◆ **RECORDS FOR THE EXERCISE**:
..........

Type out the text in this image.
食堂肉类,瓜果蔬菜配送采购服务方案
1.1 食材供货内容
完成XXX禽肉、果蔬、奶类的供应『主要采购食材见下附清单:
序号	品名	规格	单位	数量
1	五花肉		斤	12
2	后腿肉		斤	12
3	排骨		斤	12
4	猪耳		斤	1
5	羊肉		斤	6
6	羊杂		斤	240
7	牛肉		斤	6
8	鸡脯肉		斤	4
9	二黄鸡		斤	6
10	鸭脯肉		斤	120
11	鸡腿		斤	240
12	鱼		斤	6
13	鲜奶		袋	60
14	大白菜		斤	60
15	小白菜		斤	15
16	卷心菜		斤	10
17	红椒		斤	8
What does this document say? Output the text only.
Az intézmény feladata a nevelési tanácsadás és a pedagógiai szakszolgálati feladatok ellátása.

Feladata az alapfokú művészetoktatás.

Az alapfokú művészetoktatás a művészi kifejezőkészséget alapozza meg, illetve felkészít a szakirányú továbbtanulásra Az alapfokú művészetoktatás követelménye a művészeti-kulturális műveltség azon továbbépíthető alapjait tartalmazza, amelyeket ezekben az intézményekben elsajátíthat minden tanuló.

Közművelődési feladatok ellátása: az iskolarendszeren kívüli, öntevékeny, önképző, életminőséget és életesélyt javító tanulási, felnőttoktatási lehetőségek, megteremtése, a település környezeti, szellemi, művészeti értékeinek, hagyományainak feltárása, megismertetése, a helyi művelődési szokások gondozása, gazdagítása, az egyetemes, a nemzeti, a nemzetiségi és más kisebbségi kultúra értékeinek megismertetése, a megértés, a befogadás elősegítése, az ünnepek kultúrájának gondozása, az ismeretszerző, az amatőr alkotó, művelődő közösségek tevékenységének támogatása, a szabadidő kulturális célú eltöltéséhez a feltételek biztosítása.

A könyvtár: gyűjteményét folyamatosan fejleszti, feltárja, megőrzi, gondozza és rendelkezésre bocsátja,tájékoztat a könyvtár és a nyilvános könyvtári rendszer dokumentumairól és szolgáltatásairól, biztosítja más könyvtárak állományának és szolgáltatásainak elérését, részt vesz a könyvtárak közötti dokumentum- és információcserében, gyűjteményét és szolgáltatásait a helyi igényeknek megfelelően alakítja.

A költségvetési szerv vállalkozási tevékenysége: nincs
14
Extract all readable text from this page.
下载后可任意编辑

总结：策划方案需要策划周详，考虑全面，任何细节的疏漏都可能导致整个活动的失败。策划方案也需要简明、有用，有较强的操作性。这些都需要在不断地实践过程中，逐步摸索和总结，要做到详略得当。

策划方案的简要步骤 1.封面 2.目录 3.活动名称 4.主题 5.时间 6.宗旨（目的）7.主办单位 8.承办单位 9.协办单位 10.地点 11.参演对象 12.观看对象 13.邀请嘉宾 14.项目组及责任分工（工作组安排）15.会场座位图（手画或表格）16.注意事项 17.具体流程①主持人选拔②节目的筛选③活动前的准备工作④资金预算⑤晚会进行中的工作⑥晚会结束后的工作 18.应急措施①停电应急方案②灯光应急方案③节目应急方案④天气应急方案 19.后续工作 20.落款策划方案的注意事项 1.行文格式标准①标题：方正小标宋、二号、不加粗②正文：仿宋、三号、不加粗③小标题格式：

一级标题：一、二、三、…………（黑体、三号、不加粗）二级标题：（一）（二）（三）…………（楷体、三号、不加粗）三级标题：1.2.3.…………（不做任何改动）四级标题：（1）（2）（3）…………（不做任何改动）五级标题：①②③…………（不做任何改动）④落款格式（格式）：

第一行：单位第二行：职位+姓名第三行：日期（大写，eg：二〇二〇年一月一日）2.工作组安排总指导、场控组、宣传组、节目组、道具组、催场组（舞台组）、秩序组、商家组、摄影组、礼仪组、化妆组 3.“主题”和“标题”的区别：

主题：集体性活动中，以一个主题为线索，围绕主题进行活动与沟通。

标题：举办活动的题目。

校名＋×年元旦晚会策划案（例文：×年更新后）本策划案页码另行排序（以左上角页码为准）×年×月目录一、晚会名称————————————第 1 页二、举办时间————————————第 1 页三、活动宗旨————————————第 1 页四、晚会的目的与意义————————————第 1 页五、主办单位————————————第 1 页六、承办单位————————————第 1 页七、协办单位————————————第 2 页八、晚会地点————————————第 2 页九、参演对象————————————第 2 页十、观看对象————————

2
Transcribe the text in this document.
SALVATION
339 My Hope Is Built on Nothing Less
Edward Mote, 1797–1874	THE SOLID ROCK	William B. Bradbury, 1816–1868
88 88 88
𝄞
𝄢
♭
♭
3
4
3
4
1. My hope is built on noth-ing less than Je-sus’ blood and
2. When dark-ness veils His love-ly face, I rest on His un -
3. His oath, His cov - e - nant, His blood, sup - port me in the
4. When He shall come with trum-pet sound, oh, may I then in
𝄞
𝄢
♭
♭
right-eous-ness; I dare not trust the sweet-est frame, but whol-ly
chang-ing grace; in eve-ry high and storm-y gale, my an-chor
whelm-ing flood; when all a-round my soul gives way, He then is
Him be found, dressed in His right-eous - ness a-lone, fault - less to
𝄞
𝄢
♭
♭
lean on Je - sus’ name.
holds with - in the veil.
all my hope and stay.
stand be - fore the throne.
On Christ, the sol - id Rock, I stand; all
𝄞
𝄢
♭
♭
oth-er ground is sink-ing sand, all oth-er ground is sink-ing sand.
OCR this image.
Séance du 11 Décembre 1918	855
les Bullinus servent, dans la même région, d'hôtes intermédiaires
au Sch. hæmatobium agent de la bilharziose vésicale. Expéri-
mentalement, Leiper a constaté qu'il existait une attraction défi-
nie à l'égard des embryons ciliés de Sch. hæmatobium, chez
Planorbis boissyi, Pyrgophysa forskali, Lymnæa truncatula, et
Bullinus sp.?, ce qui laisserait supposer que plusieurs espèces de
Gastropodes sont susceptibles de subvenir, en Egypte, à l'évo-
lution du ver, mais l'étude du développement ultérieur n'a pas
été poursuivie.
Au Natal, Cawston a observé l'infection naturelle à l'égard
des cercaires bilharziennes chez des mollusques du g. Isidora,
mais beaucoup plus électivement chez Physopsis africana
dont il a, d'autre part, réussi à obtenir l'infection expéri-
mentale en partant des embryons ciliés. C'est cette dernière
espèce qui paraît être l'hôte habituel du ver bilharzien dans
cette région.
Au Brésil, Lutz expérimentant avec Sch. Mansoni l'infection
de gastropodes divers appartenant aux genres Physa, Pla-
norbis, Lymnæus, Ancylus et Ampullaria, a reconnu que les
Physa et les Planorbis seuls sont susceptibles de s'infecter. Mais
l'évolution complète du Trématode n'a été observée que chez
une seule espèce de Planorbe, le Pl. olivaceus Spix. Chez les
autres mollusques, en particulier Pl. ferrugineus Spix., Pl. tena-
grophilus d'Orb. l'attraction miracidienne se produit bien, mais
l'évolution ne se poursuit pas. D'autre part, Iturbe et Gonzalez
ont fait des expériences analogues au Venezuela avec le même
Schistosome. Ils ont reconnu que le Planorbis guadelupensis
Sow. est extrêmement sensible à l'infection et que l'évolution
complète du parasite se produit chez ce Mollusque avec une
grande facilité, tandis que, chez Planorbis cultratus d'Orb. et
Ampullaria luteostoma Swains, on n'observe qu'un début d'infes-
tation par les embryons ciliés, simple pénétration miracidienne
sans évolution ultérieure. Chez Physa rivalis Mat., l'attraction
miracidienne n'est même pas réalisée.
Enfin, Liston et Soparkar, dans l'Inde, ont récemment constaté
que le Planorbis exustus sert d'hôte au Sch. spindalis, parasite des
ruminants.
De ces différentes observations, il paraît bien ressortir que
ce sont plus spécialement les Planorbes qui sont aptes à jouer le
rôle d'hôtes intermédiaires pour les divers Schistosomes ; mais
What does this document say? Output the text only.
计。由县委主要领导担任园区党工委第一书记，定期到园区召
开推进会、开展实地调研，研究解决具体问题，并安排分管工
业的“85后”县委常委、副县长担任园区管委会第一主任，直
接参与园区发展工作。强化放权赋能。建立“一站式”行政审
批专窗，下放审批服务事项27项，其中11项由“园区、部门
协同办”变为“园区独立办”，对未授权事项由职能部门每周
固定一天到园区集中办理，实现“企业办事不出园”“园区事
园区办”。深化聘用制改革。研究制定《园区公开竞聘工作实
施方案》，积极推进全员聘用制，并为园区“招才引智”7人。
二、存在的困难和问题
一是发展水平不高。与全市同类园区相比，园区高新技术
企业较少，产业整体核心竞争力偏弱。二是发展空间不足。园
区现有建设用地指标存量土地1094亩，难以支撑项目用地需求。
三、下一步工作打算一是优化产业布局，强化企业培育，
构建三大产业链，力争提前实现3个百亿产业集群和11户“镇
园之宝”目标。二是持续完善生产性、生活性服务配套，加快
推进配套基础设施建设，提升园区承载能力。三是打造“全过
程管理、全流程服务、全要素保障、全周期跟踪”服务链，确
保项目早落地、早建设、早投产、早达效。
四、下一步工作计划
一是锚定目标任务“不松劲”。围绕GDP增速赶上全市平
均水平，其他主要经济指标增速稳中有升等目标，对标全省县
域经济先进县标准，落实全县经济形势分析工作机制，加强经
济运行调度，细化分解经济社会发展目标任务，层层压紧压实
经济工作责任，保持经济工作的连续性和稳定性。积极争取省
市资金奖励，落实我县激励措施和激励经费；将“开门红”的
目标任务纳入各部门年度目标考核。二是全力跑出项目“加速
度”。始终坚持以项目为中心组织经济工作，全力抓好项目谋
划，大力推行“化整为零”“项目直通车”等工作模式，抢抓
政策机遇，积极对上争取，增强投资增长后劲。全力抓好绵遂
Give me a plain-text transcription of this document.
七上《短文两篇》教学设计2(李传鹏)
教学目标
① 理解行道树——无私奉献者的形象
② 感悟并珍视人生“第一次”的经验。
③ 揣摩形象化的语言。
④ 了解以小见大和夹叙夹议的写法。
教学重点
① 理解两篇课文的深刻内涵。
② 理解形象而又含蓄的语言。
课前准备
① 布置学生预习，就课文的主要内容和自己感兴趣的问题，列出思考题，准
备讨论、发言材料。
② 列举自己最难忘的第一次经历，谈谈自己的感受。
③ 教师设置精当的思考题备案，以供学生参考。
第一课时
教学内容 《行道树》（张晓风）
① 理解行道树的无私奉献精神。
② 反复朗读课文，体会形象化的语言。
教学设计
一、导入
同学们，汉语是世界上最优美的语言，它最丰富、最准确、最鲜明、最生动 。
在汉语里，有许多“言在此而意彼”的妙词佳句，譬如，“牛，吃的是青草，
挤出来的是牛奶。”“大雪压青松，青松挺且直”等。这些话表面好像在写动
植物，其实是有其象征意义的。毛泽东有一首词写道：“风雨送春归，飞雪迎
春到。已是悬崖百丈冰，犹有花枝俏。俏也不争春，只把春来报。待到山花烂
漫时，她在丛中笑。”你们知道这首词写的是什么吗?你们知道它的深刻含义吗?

..........

Report every line containing the word "承办单位" from the listing above.

◆ **RESPONSE TO THE EXERCISE**:
策划方案的简要步骤 1.封面 2.目录 3.活动名称 4.主题 5.时间 6.宗旨（目的）7.主办单位 8.承办单位 9.协办单位 10.地点 11.参演对象 12.观看对象 13.邀请嘉宾 14.项目组及责任分工（工作组安排）15.会场座位图（手画或表格）16.注意事项 17.具体流程①主持人选拔②节目的筛选③活动前的准备工作④资金预算⑤晚会进行中的工作⑥晚会结束后的工作 18.应急措施①停电应急方案②灯光应急方案③节目应急方案④天气应急方案 19.后续工作 20.落款策划方案的注意事项 1.行文格式标准①标题：方正小标宋、二号、不加粗②正文：仿宋、三号、不加粗③小标题格式：
校名＋×年元旦晚会策划案（例文：×年更新后）本策划案页码另行排序（以左上角页码为准）×年×月目录一、晚会名称————————————第 1 页二、举办时间————————————第 1 页三、活动宗旨————————————第 1 页四、晚会的目的与意义————————————第 1 页五、主办单位————————————第 1 页六、承办单位————————————第 1 页七、协办单位————————————第 2 页八、晚会地点————————————第 2 页九、参演对象————————————第 2 页十、观看对象————————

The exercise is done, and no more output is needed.